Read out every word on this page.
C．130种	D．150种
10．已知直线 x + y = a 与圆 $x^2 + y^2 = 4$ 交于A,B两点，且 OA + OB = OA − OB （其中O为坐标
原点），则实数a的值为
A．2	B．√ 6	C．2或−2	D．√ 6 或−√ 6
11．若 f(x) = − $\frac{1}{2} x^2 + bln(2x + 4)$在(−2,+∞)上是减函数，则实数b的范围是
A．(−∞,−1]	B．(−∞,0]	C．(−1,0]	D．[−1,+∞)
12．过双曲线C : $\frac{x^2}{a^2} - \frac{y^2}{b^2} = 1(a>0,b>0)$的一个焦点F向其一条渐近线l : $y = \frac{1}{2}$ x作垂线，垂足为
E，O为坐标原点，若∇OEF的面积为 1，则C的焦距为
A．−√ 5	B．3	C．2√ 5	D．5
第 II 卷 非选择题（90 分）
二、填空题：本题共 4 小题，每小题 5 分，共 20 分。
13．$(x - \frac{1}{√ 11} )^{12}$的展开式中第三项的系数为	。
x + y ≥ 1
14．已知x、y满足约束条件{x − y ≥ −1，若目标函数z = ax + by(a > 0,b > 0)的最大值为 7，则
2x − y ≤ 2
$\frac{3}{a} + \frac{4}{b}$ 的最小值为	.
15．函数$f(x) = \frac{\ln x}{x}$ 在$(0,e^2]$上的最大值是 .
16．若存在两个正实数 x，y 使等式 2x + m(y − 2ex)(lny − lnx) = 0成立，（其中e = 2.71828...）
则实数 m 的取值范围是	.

● ● ●

EXERCISE INSTRUCTIONS:
Return all lines containing the word "frac".

EXERCISE RESULT:
11．若 f(x) = − $\frac{1}{2} x^2 + bln(2x + 4)$在(−2,+∞)上是减函数，则实数b的范围是
12．过双曲线C : $\frac{x^2}{a^2} - \frac{y^2}{b^2} = 1(a>0,b>0)$的一个焦点F向其一条渐近线l : $y = \frac{1}{2}$ x作垂线，垂足为
13．$(x - \frac{1}{√ 11} )^{12}$的展开式中第三项的系数为	。
$\frac{3}{a} + \frac{4}{b}$ 的最小值为	.
15．函数$f(x) = \frac{\ln x}{x}$ 在$(0,e^2]$上的最大值是 .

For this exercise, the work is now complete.